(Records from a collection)
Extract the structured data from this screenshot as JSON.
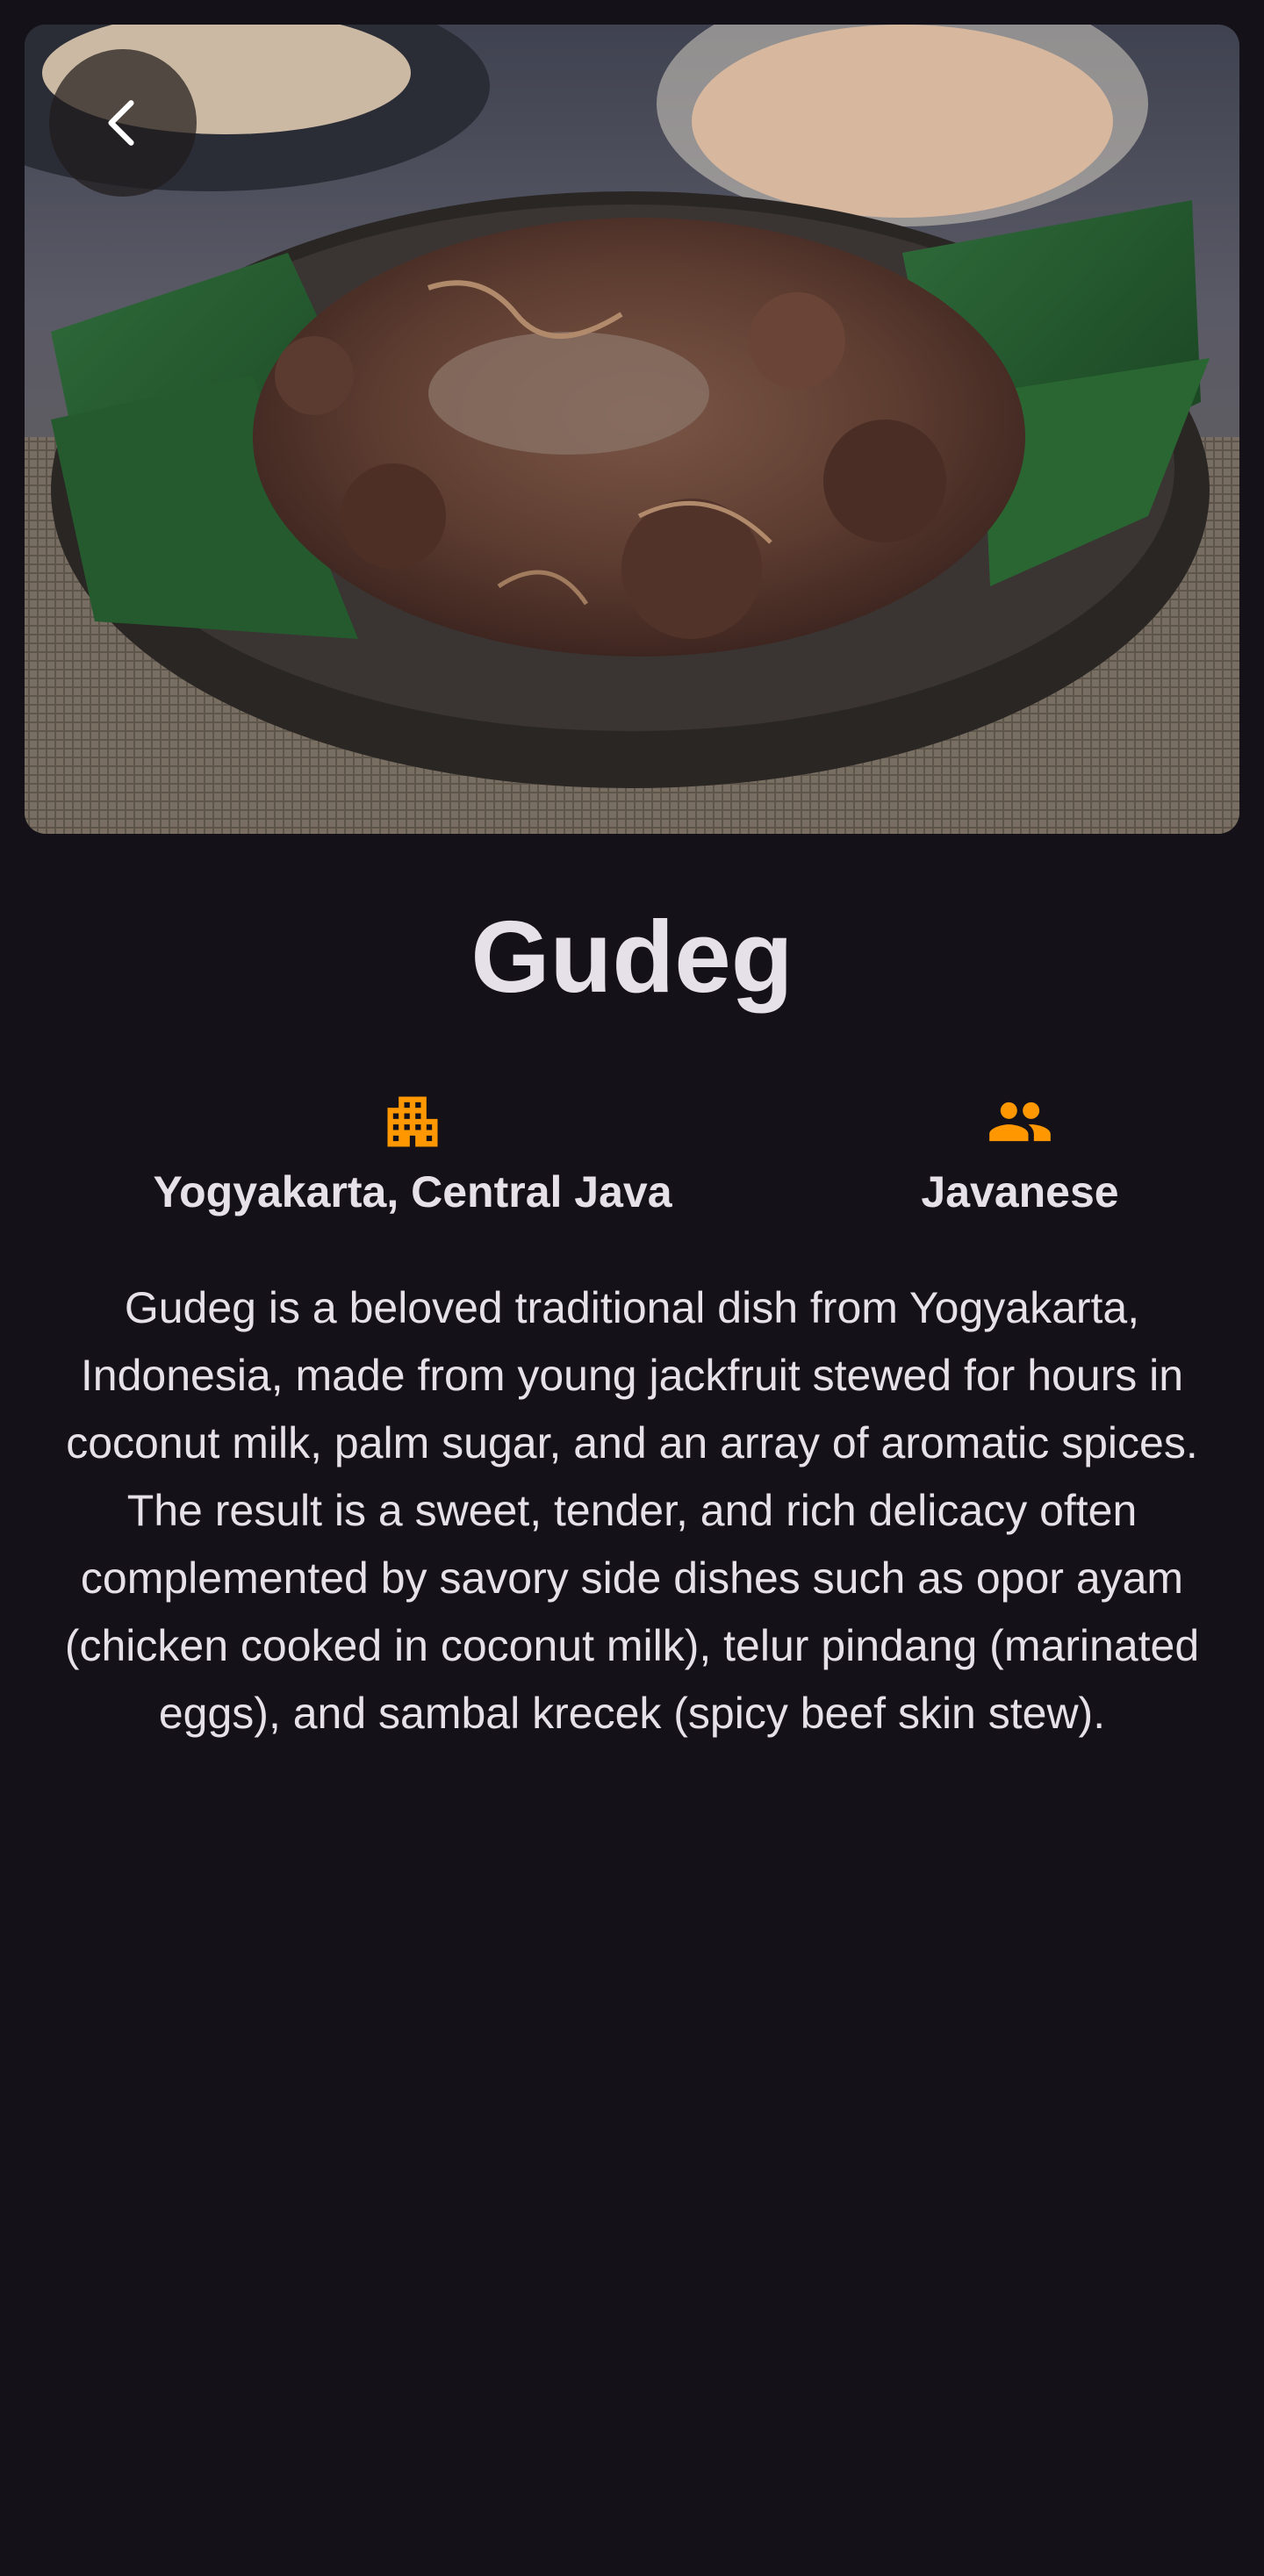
{
  "dish": {
    "title": "Gudeg",
    "location": "Yogyakarta, Central Java",
    "ethnicity": "Javanese",
    "description": "Gudeg is a beloved traditional dish from Yogyakarta, Indonesia, made from young jackfruit stewed for hours in coconut milk, palm sugar, and an array of aromatic spices. The result is a sweet, tender, and rich delicacy often complemented by savory side dishes such as opor ayam (chicken cooked in coconut milk), telur pindang (marinated eggs), and sambal krecek (spicy beef skin stew)."
  },
  "icons": {
    "back": "chevron-left-icon",
    "location": "apartment-building-icon",
    "ethnicity": "people-group-icon"
  },
  "colors": {
    "background": "#141218",
    "text": "#E6E0E9",
    "accent": "#FF9800"
  }
}
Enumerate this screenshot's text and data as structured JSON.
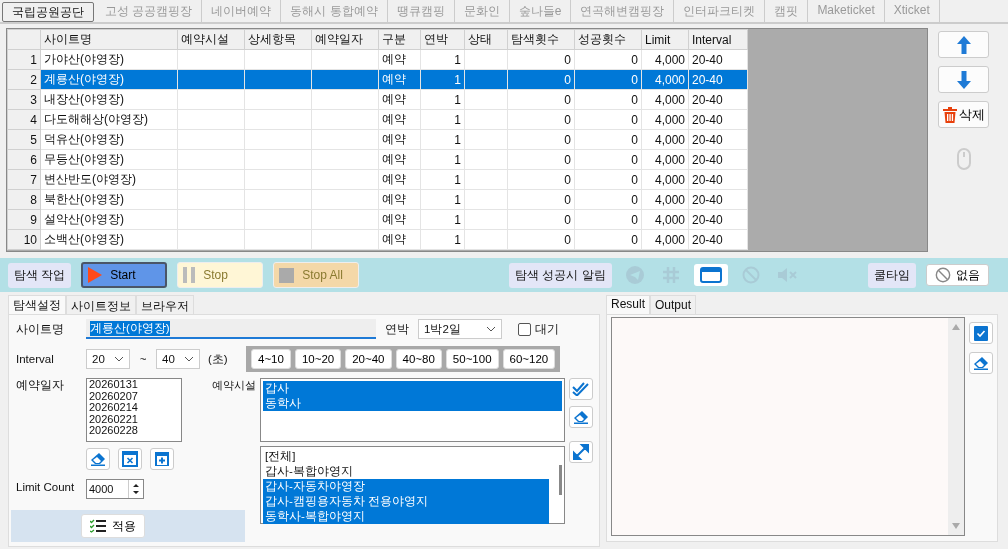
{
  "site_tabs": [
    {
      "label": "국립공원공단",
      "selected": true
    },
    {
      "label": "고성 공공캠핑장",
      "selected": false
    },
    {
      "label": "네이버예약",
      "selected": false
    },
    {
      "label": "동해시 통합예약",
      "selected": false
    },
    {
      "label": "땡큐캠핑",
      "selected": false
    },
    {
      "label": "문화인",
      "selected": false
    },
    {
      "label": "숲나들e",
      "selected": false
    },
    {
      "label": "연곡해변캠핑장",
      "selected": false
    },
    {
      "label": "인터파크티켓",
      "selected": false
    },
    {
      "label": "캠핏",
      "selected": false
    },
    {
      "label": "Maketicket",
      "selected": false
    },
    {
      "label": "Xticket",
      "selected": false
    }
  ],
  "table": {
    "columns": [
      "사이트명",
      "예약시설",
      "상세항목",
      "예약일자",
      "구분",
      "연박",
      "상태",
      "탐색횟수",
      "성공횟수",
      "Limit",
      "Interval"
    ],
    "rows": [
      {
        "num": "1",
        "cells": [
          "가야산(야영장)",
          null,
          null,
          null,
          "예약",
          "1",
          null,
          "0",
          "0",
          "4,000",
          "20-40"
        ],
        "selected": false
      },
      {
        "num": "2",
        "cells": [
          "계룡산(야영장)",
          null,
          null,
          null,
          "예약",
          "1",
          null,
          "0",
          "0",
          "4,000",
          "20-40"
        ],
        "selected": true
      },
      {
        "num": "3",
        "cells": [
          "내장산(야영장)",
          null,
          null,
          null,
          "예약",
          "1",
          null,
          "0",
          "0",
          "4,000",
          "20-40"
        ],
        "selected": false
      },
      {
        "num": "4",
        "cells": [
          "다도해해상(야영장)",
          null,
          null,
          null,
          "예약",
          "1",
          null,
          "0",
          "0",
          "4,000",
          "20-40"
        ],
        "selected": false
      },
      {
        "num": "5",
        "cells": [
          "덕유산(야영장)",
          null,
          null,
          null,
          "예약",
          "1",
          null,
          "0",
          "0",
          "4,000",
          "20-40"
        ],
        "selected": false
      },
      {
        "num": "6",
        "cells": [
          "무등산(야영장)",
          null,
          null,
          null,
          "예약",
          "1",
          null,
          "0",
          "0",
          "4,000",
          "20-40"
        ],
        "selected": false
      },
      {
        "num": "7",
        "cells": [
          "변산반도(야영장)",
          null,
          null,
          null,
          "예약",
          "1",
          null,
          "0",
          "0",
          "4,000",
          "20-40"
        ],
        "selected": false
      },
      {
        "num": "8",
        "cells": [
          "북한산(야영장)",
          null,
          null,
          null,
          "예약",
          "1",
          null,
          "0",
          "0",
          "4,000",
          "20-40"
        ],
        "selected": false
      },
      {
        "num": "9",
        "cells": [
          "설악산(야영장)",
          null,
          null,
          null,
          "예약",
          "1",
          null,
          "0",
          "0",
          "4,000",
          "20-40"
        ],
        "selected": false
      },
      {
        "num": "10",
        "cells": [
          "소백산(야영장)",
          null,
          null,
          null,
          "예약",
          "1",
          null,
          "0",
          "0",
          "4,000",
          "20-40"
        ],
        "selected": false
      }
    ]
  },
  "side_buttons": {
    "delete_label": "삭제"
  },
  "toolbar": {
    "task_label": "탐색 작업",
    "controls": [
      {
        "kind": "start",
        "label": "Start"
      },
      {
        "kind": "stop",
        "label": "Stop"
      },
      {
        "kind": "stopall",
        "label": "Stop All"
      }
    ],
    "alert_label": "탐색 성공시 알림",
    "alerts": [
      {
        "kind": "send",
        "disabled": true
      },
      {
        "kind": "hash",
        "disabled": true
      },
      {
        "kind": "window",
        "disabled": false
      },
      {
        "kind": "ban",
        "disabled": true
      },
      {
        "kind": "mute",
        "disabled": true
      }
    ],
    "cooldown_label": "쿨타임",
    "cooldown_value": "없음"
  },
  "settings_tabs": [
    {
      "label": "탐색설정",
      "selected": true
    },
    {
      "label": "사이트정보",
      "selected": false
    },
    {
      "label": "브라우저",
      "selected": false
    }
  ],
  "form": {
    "site_label": "사이트명",
    "site_value": "계룡산(야영장)",
    "site_text_selected": true,
    "stay_label": "연박",
    "stay_value": "1박2일",
    "wait": {
      "label": "대기",
      "checked": false
    },
    "interval_label": "Interval",
    "interval_from": "20",
    "interval_sep": "~",
    "interval_to": "40",
    "interval_unit": "(초)",
    "presets": [
      "4~10",
      "10~20",
      "20~40",
      "40~80",
      "50~100",
      "60~120"
    ],
    "date_label": "예약일자",
    "dates": [
      "20260131",
      "20260207",
      "20260214",
      "20260221",
      "20260228"
    ],
    "facility_label": "예약시설",
    "facilities": [
      "갑사",
      "동학사"
    ],
    "facility_options": [
      {
        "label": "[전체]",
        "selected": false
      },
      {
        "label": "갑사-복합야영지",
        "selected": false
      },
      {
        "label": "갑사-자동차야영장",
        "selected": true
      },
      {
        "label": "갑사-캠핑용자동차 전용야영지",
        "selected": true
      },
      {
        "label": "동학사-복합야영지",
        "selected": true
      }
    ],
    "limit_label": "Limit Count",
    "limit_value": "4000",
    "apply_label": "적용"
  },
  "output_tabs": [
    {
      "label": "Result",
      "selected": true
    },
    {
      "label": "Output",
      "selected": false
    }
  ]
}
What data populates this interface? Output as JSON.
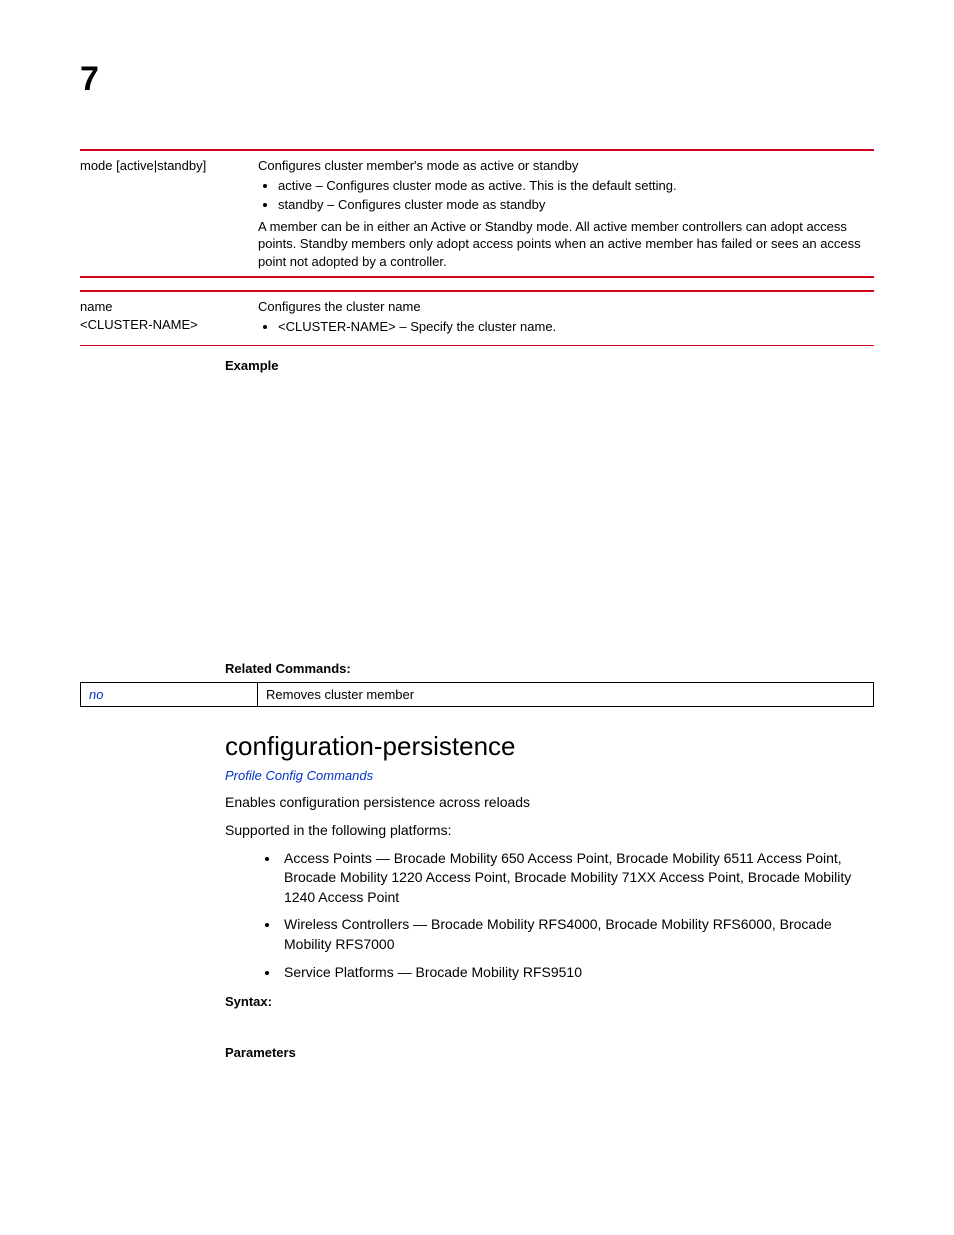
{
  "chapter": "7",
  "table1": {
    "term": "mode [active|standby]",
    "intro": "Configures cluster member's mode as active or standby",
    "items": [
      "active – Configures cluster mode as active. This is the default setting.",
      "standby – Configures cluster mode as standby"
    ],
    "note": "A member can be in either an Active or Standby mode. All active member controllers can adopt access points. Standby members only adopt access points when an active member has failed or sees an access point not adopted by a controller."
  },
  "table2": {
    "term_line1": "name",
    "term_line2": "<CLUSTER-NAME>",
    "intro": "Configures the cluster name",
    "items": [
      "<CLUSTER-NAME> – Specify the cluster name."
    ]
  },
  "labels": {
    "example": "Example",
    "related": "Related Commands:",
    "syntax": "Syntax:",
    "parameters": "Parameters"
  },
  "related_table": {
    "cmd": "no",
    "desc": "Removes cluster member"
  },
  "section": {
    "heading": "configuration-persistence",
    "link": "Profile Config Commands",
    "desc": "Enables configuration persistence across reloads",
    "supported_intro": "Supported in the following platforms:",
    "platforms": [
      "Access Points — Brocade Mobility 650 Access Point, Brocade Mobility 6511 Access Point, Brocade Mobility 1220 Access Point, Brocade Mobility 71XX Access Point, Brocade Mobility 1240 Access Point",
      "Wireless Controllers — Brocade Mobility RFS4000, Brocade Mobility RFS6000, Brocade Mobility RFS7000",
      "Service Platforms — Brocade Mobility RFS9510"
    ]
  }
}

▶ _TASK DETAILS_
Copy and report every line where the word "JSON" is present.

▶ _RESPONSE TO THIS TASK_
Extract the structured data from this screenshot as JSON.
Enumerate this screenshot's text and data as structured JSON.
What data populates this interface? Output as JSON.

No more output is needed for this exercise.